Material supplied —
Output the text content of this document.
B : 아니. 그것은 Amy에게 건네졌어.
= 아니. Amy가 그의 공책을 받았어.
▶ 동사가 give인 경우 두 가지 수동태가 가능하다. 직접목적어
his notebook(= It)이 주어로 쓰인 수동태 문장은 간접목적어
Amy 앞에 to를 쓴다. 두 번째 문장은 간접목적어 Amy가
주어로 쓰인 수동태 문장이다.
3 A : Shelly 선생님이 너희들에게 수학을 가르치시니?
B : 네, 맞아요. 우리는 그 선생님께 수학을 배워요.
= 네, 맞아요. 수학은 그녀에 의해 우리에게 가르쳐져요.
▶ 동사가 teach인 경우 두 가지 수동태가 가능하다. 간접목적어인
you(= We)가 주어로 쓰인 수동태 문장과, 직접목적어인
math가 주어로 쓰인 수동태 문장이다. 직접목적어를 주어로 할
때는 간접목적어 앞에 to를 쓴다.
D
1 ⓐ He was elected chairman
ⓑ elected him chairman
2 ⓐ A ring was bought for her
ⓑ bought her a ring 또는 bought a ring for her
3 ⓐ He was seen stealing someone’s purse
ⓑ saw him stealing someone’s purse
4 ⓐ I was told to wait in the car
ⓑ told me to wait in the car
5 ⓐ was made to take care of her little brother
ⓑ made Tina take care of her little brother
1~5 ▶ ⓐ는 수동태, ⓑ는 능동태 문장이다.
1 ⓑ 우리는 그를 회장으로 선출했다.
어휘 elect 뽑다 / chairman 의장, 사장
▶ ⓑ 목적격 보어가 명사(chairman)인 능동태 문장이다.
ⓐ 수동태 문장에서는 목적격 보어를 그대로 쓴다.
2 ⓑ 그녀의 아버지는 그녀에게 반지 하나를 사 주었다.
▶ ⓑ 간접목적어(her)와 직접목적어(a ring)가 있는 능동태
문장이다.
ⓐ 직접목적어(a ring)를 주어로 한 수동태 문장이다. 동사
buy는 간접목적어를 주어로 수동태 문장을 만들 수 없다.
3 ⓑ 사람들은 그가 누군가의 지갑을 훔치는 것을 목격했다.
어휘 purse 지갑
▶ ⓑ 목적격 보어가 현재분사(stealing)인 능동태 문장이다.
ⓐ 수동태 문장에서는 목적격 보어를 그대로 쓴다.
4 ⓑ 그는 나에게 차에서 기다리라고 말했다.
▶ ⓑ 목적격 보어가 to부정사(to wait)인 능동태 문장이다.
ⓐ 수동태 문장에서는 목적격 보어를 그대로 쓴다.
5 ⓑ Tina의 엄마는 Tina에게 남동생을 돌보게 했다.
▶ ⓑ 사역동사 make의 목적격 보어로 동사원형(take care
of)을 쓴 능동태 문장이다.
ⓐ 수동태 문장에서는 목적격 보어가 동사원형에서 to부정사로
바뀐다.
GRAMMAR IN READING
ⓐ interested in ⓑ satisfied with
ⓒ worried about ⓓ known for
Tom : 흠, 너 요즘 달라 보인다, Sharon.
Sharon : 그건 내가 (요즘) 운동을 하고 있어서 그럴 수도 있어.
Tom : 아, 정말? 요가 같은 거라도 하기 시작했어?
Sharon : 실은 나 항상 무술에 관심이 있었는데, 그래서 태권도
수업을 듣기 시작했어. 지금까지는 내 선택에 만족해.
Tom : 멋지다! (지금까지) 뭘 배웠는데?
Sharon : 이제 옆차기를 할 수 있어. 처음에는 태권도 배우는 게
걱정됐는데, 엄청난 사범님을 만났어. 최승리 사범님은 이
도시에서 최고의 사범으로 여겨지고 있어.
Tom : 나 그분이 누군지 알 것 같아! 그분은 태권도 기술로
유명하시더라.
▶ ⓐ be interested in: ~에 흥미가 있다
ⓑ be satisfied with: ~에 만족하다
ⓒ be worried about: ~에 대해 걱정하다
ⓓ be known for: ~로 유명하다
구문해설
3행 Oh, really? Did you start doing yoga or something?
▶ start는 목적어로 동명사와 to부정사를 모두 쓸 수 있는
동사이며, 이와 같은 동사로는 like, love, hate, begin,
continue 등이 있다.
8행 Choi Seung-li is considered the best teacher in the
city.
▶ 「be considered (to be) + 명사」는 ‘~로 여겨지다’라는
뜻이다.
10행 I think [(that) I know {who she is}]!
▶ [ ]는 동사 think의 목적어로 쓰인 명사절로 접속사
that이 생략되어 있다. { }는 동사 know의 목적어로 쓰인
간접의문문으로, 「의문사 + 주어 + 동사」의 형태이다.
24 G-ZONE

What is expected — Retype the data in full and match it exactly.

Written answer —
Output the text content of this document.
B : 아니. 그것은 Amy에게 건네졌어.
= 아니. Amy가 그의 공책을 받았어.
▶ 동사가 give인 경우 두 가지 수동태가 가능하다. 직접목적어
his notebook(= It)이 주어로 쓰인 수동태 문장은 간접목적어
Amy 앞에 to를 쓴다. 두 번째 문장은 간접목적어 Amy가
주어로 쓰인 수동태 문장이다.
3 A : Shelly 선생님이 너희들에게 수학을 가르치시니?
B : 네, 맞아요. 우리는 그 선생님께 수학을 배워요.
= 네, 맞아요. 수학은 그녀에 의해 우리에게 가르쳐져요.
▶ 동사가 teach인 경우 두 가지 수동태가 가능하다. 간접목적어인
you(= We)가 주어로 쓰인 수동태 문장과, 직접목적어인
math가 주어로 쓰인 수동태 문장이다. 직접목적어를 주어로 할
때는 간접목적어 앞에 to를 쓴다.
D
1 ⓐ He was elected chairman
ⓑ elected him chairman
2 ⓐ A ring was bought for her
ⓑ bought her a ring 또는 bought a ring for her
3 ⓐ He was seen stealing someone’s purse
ⓑ saw him stealing someone’s purse
4 ⓐ I was told to wait in the car
ⓑ told me to wait in the car
5 ⓐ was made to take care of her little brother
ⓑ made Tina take care of her little brother
1~5 ▶ ⓐ는 수동태, ⓑ는 능동태 문장이다.
1 ⓑ 우리는 그를 회장으로 선출했다.
어휘 elect 뽑다 / chairman 의장, 사장
▶ ⓑ 목적격 보어가 명사(chairman)인 능동태 문장이다.
ⓐ 수동태 문장에서는 목적격 보어를 그대로 쓴다.
2 ⓑ 그녀의 아버지는 그녀에게 반지 하나를 사 주었다.
▶ ⓑ 간접목적어(her)와 직접목적어(a ring)가 있는 능동태
문장이다.
ⓐ 직접목적어(a ring)를 주어로 한 수동태 문장이다. 동사
buy는 간접목적어를 주어로 수동태 문장을 만들 수 없다.
3 ⓑ 사람들은 그가 누군가의 지갑을 훔치는 것을 목격했다.
어휘 purse 지갑
▶ ⓑ 목적격 보어가 현재분사(stealing)인 능동태 문장이다.
ⓐ 수동태 문장에서는 목적격 보어를 그대로 쓴다.
4 ⓑ 그는 나에게 차에서 기다리라고 말했다.
▶ ⓑ 목적격 보어가 to부정사(to wait)인 능동태 문장이다.
ⓐ 수동태 문장에서는 목적격 보어를 그대로 쓴다.
5 ⓑ Tina의 엄마는 Tina에게 남동생을 돌보게 했다.
▶ ⓑ 사역동사 make의 목적격 보어로 동사원형(take care
of)을 쓴 능동태 문장이다.
ⓐ 수동태 문장에서는 목적격 보어가 동사원형에서 to부정사로
바뀐다.
GRAMMAR IN READING
ⓐ interested in ⓑ satisfied with
ⓒ worried about ⓓ known for
Tom : 흠, 너 요즘 달라 보인다, Sharon.
Sharon : 그건 내가 (요즘) 운동을 하고 있어서 그럴 수도 있어.
Tom : 아, 정말? 요가 같은 거라도 하기 시작했어?
Sharon : 실은 나 항상 무술에 관심이 있었는데, 그래서 태권도
수업을 듣기 시작했어. 지금까지는 내 선택에 만족해.
Tom : 멋지다! (지금까지) 뭘 배웠는데?
Sharon : 이제 옆차기를 할 수 있어. 처음에는 태권도 배우는 게
걱정됐는데, 엄청난 사범님을 만났어. 최승리 사범님은 이
도시에서 최고의 사범으로 여겨지고 있어.
Tom : 나 그분이 누군지 알 것 같아! 그분은 태권도 기술로
유명하시더라.
▶ ⓐ be interested in: ~에 흥미가 있다
ⓑ be satisfied with: ~에 만족하다
ⓒ be worried about: ~에 대해 걱정하다
ⓓ be known for: ~로 유명하다
구문해설
3행 Oh, really? Did you start doing yoga or something?
▶ start는 목적어로 동명사와 to부정사를 모두 쓸 수 있는
동사이며, 이와 같은 동사로는 like, love, hate, begin,
continue 등이 있다.
8행 Choi Seung-li is considered the best teacher in the
city.
▶ 「be considered (to be) + 명사」는 ‘~로 여겨지다’라는
뜻이다.
10행 I think [(that) I know {who she is}]!
▶ [ ]는 동사 think의 목적어로 쓰인 명사절로 접속사
that이 생략되어 있다. { }는 동사 know의 목적어로 쓰인
간접의문문으로, 「의문사 + 주어 + 동사」의 형태이다.
24 G-ZONE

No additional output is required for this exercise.